Records for this task -
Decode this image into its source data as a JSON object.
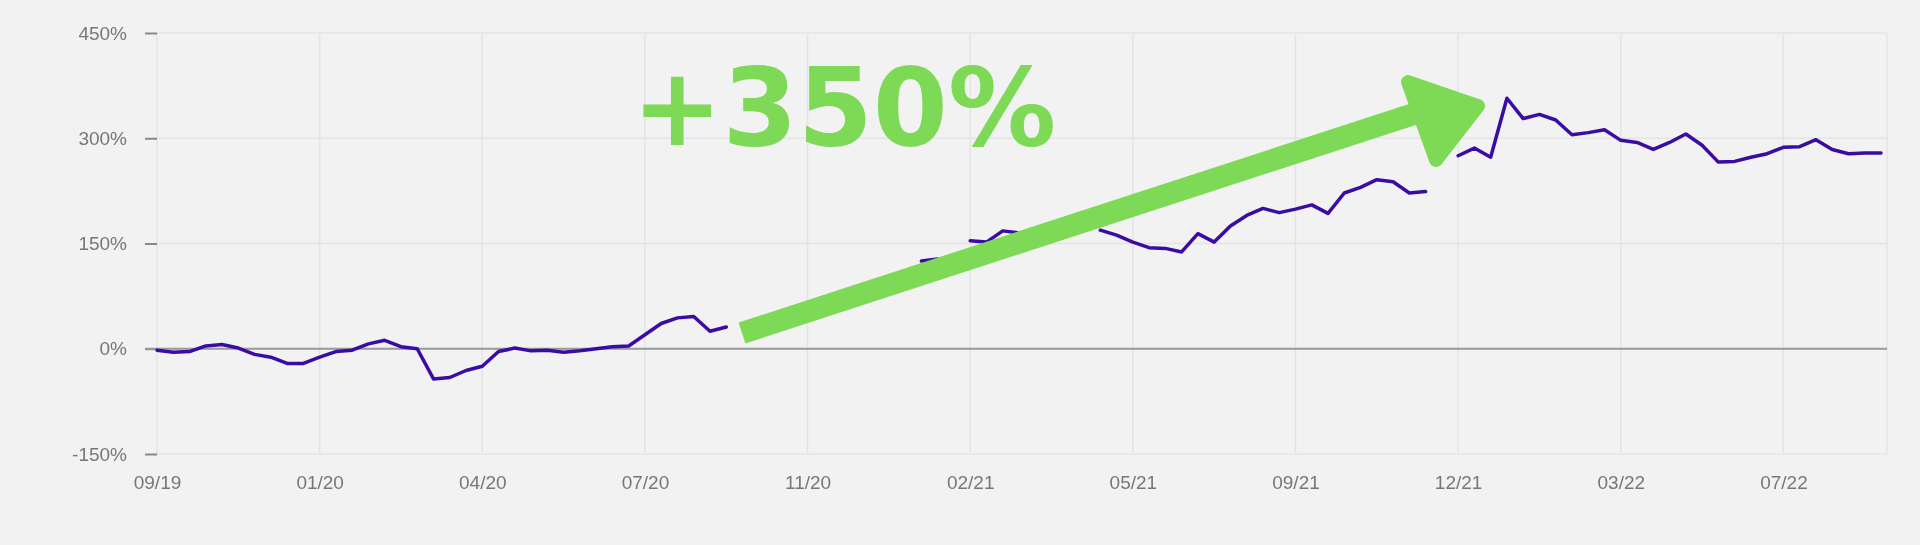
{
  "chart_data": {
    "type": "line",
    "annotations": [
      "+350%"
    ],
    "categories": [
      "09/19",
      null,
      null,
      null,
      null,
      null,
      null,
      null,
      null,
      null,
      "01/20",
      null,
      null,
      null,
      null,
      null,
      null,
      null,
      null,
      null,
      "04/20",
      null,
      null,
      null,
      null,
      null,
      null,
      null,
      null,
      null,
      "07/20",
      null,
      null,
      null,
      null,
      null,
      null,
      null,
      null,
      null,
      "11/20",
      null,
      null,
      null,
      null,
      null,
      null,
      null,
      null,
      null,
      "02/21",
      null,
      null,
      null,
      null,
      null,
      null,
      null,
      null,
      null,
      "05/21",
      null,
      null,
      null,
      null,
      null,
      null,
      null,
      null,
      null,
      "09/21",
      null,
      null,
      null,
      null,
      null,
      null,
      null,
      null,
      null,
      "12/21",
      null,
      null,
      null,
      null,
      null,
      null,
      null,
      null,
      null,
      "03/22",
      null,
      null,
      null,
      null,
      null,
      null,
      null,
      null,
      null,
      "07/22",
      null,
      null,
      null,
      null,
      null,
      null
    ],
    "series": [
      {
        "color": "#3a0ca3",
        "values": [
          -2,
          -5,
          -4,
          4,
          6,
          1,
          -8,
          -12,
          -21,
          -21,
          -12,
          -4,
          -2,
          7,
          12,
          3,
          0,
          -43,
          -41,
          -31,
          -25,
          -4,
          1,
          -3,
          -2,
          -5,
          -3,
          0,
          3,
          4,
          20,
          36,
          44,
          46,
          25,
          31,
          null,
          null,
          null,
          null,
          null,
          null,
          null,
          null,
          null,
          null,
          null,
          125,
          128,
          null,
          154,
          152,
          168,
          165,
          null,
          null,
          null,
          null,
          169,
          162,
          152,
          144,
          143,
          138,
          164,
          152,
          175,
          190,
          200,
          194,
          199,
          205,
          193,
          222,
          230,
          241,
          238,
          222,
          224,
          null,
          275,
          286,
          273,
          357,
          328,
          334,
          326,
          305,
          308,
          312,
          297,
          294,
          284,
          294,
          306,
          290,
          266,
          267,
          273,
          278,
          287,
          288,
          298,
          284,
          278,
          279,
          279
        ]
      }
    ],
    "ylim": [
      -150,
      450
    ],
    "yticks": [
      {
        "value": -150,
        "label": "-150%"
      },
      {
        "value": 0,
        "label": "0%"
      },
      {
        "value": 150,
        "label": "150%"
      },
      {
        "value": 300,
        "label": "300%"
      },
      {
        "value": 450,
        "label": "450%"
      }
    ],
    "ref_lines": [
      {
        "axis": "y",
        "value": 0,
        "color": "#999999"
      }
    ],
    "grid": true,
    "line_style": "solid",
    "marker": "none"
  }
}
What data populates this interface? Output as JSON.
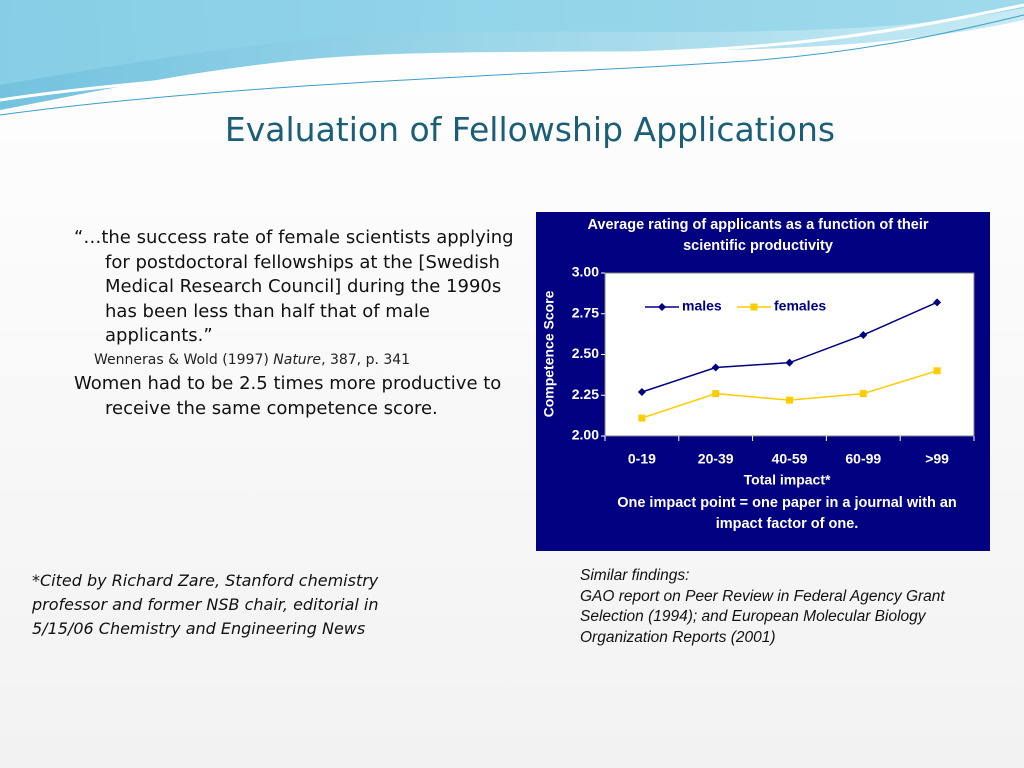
{
  "title": "Evaluation of Fellowship Applications",
  "quote": "“…the success rate of female scientists applying for postdoctoral fellowships at the [Swedish Medical Research Council] during the 1990s has been less than half that of male applicants.”",
  "citation": {
    "authors": "Wenneras & Wold (1997) ",
    "journal": "Nature",
    "details": ", 387, p. 341"
  },
  "conclusion": "Women had to be 2.5 times more productive to receive the same competence score.",
  "footnote": "*Cited by Richard Zare, Stanford chemistry professor and former NSB chair, editorial in 5/15/06 Chemistry and Engineering News",
  "similar": {
    "heading": "Similar findings:",
    "text": "GAO report on Peer Review in Federal Agency Grant Selection (1994); and European Molecular Biology Organization Reports (2001)"
  },
  "chart_data": {
    "type": "line",
    "title": "Average rating of applicants as a function of their scientific productivity",
    "y_label": "Competence Score",
    "x_label": "Total impact*",
    "note": "One impact point = one paper in a journal with an impact factor of one.",
    "categories": [
      "0-19",
      "20-39",
      "40-59",
      "60-99",
      ">99"
    ],
    "series": [
      {
        "name": "males",
        "color": "#000080",
        "marker": "diamond",
        "values": [
          2.27,
          2.42,
          2.45,
          2.62,
          2.82
        ]
      },
      {
        "name": "females",
        "color": "#ffcc00",
        "marker": "square",
        "values": [
          2.11,
          2.26,
          2.22,
          2.26,
          2.4
        ]
      }
    ],
    "ylim": [
      2,
      3
    ],
    "yticks": [
      {
        "value": 2,
        "label": "2.00"
      },
      {
        "value": 2.25,
        "label": "2.25"
      },
      {
        "value": 2.5,
        "label": "2.50"
      },
      {
        "value": 2.75,
        "label": "2.75"
      },
      {
        "value": 3,
        "label": "3.00"
      }
    ],
    "legend": "top-left"
  }
}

Stated goal -
Take every line that includes the string "color" and copy it.

Written solution -
        "color": "#3a0ca3",
        "color": "#999999"
        "color": "#000080",
        "color": "#ffcc00",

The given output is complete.